— BEGIN —
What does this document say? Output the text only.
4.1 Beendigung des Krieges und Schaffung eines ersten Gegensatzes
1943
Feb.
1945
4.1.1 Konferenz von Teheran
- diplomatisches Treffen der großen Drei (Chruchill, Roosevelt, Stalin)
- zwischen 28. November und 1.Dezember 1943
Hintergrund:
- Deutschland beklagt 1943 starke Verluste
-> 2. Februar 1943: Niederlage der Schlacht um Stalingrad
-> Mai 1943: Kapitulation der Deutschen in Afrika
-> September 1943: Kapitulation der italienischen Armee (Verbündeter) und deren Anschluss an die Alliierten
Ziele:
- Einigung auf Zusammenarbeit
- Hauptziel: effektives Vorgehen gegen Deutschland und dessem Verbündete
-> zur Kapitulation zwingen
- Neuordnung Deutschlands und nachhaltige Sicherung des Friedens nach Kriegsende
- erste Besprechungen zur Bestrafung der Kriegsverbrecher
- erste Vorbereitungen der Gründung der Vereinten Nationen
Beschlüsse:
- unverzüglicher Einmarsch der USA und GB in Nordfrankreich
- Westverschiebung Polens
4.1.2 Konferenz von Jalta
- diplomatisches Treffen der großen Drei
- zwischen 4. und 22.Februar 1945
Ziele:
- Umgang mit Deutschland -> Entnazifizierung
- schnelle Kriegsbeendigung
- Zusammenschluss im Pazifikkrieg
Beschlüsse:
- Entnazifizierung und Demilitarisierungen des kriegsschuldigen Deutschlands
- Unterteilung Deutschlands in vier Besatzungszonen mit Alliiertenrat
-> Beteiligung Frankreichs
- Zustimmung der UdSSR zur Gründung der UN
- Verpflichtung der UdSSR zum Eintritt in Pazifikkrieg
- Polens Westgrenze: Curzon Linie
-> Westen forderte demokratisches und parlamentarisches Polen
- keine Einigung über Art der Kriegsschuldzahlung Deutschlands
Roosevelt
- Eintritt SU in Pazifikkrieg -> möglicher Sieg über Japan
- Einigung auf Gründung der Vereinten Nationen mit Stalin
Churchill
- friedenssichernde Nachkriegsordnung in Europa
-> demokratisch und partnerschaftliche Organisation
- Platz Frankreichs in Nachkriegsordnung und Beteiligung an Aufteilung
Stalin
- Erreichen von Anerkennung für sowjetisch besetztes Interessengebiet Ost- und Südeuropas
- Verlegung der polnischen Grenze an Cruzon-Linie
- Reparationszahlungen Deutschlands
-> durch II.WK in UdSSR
— END —
Among these entries, how many lines include the string "Nachkriegsordnung"? Reply with the number by itself.

2